#### TASK PROMPT:
Count the lines in the data below where the string "ylabel" occurs, please, and give the number alone.

Some records
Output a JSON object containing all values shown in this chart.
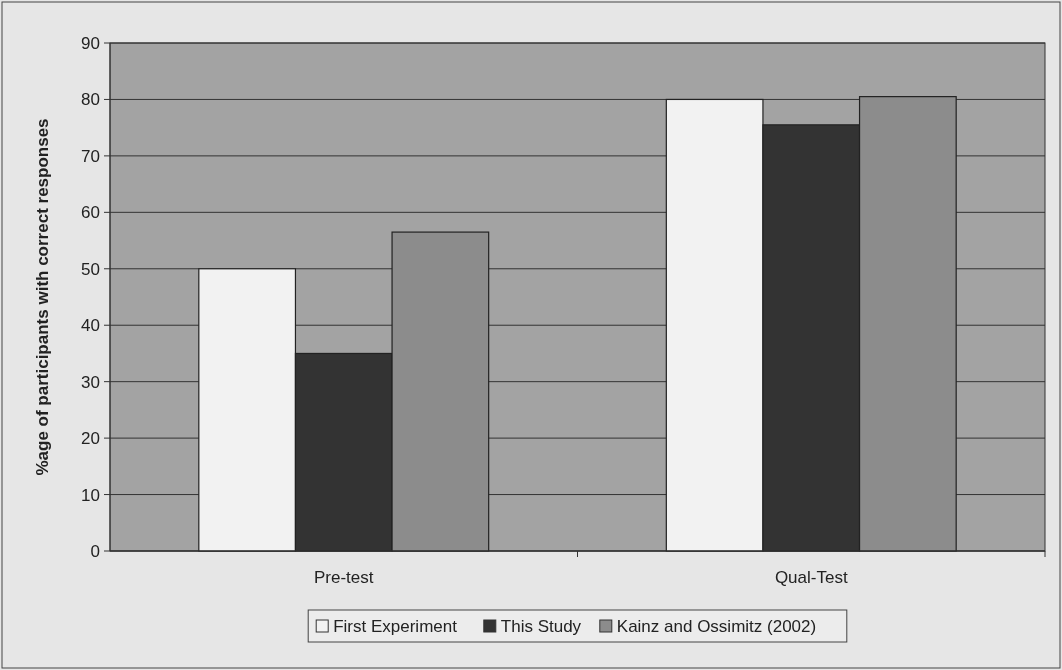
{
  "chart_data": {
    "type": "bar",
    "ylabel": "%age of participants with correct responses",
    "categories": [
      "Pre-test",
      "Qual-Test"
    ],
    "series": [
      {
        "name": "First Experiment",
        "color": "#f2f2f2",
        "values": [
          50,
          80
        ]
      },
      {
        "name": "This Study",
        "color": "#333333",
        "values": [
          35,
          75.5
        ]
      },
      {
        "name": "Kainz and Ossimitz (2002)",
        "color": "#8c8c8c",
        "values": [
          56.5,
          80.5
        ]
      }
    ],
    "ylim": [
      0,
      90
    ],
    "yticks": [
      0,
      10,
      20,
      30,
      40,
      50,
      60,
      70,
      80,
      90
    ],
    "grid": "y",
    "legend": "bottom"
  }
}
--
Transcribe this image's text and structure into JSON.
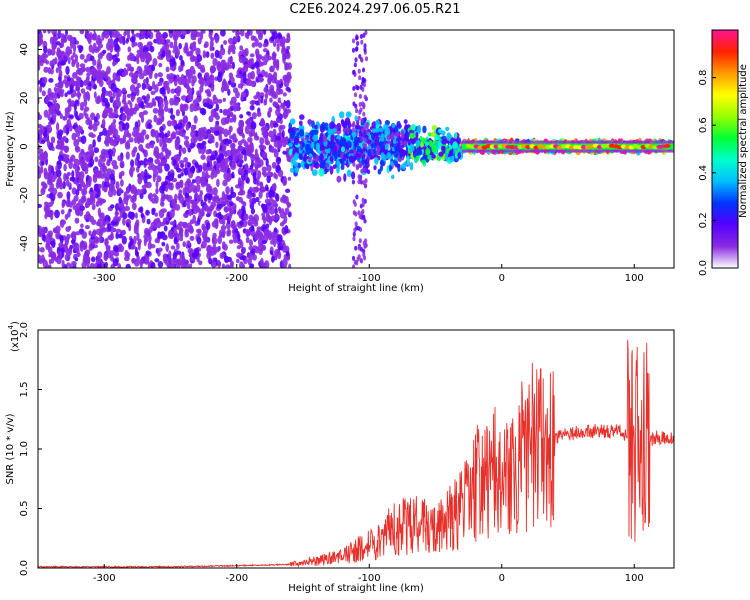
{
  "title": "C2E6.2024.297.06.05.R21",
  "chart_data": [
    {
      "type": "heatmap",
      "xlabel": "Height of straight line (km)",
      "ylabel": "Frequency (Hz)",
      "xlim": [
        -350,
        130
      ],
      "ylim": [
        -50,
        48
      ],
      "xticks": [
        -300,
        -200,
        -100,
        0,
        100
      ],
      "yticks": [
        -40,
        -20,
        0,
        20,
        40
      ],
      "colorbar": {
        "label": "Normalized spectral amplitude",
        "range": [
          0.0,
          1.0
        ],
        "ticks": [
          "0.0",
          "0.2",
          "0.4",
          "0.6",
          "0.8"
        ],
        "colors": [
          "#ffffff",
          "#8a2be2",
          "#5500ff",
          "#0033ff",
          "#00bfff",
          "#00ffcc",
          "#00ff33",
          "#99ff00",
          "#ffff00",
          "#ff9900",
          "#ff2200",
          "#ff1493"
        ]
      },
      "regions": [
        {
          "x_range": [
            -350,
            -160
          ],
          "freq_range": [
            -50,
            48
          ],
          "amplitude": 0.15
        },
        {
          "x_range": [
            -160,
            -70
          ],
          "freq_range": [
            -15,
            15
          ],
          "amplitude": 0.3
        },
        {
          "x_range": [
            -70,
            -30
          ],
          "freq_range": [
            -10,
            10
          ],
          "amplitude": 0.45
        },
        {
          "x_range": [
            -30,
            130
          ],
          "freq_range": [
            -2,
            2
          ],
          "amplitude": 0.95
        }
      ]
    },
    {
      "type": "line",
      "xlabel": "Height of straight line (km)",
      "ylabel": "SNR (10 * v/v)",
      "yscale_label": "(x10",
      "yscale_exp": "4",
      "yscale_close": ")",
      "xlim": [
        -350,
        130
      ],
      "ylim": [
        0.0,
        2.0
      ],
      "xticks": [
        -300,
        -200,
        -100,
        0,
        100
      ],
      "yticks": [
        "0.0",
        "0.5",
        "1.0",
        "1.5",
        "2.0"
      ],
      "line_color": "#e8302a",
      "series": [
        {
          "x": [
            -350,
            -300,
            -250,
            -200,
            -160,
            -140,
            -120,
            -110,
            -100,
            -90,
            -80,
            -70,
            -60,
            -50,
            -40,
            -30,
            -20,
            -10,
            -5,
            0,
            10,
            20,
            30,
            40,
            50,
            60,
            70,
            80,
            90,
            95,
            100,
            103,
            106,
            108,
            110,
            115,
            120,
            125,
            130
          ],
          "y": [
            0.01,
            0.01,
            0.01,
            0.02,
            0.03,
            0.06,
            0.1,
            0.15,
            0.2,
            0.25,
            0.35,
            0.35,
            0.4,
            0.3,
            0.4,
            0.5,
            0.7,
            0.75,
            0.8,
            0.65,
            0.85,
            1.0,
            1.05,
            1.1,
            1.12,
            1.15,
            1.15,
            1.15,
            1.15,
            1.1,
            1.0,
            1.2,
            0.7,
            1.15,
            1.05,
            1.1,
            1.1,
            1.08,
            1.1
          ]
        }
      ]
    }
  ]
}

#### SOLUTION TO THIS PROBLEM:
3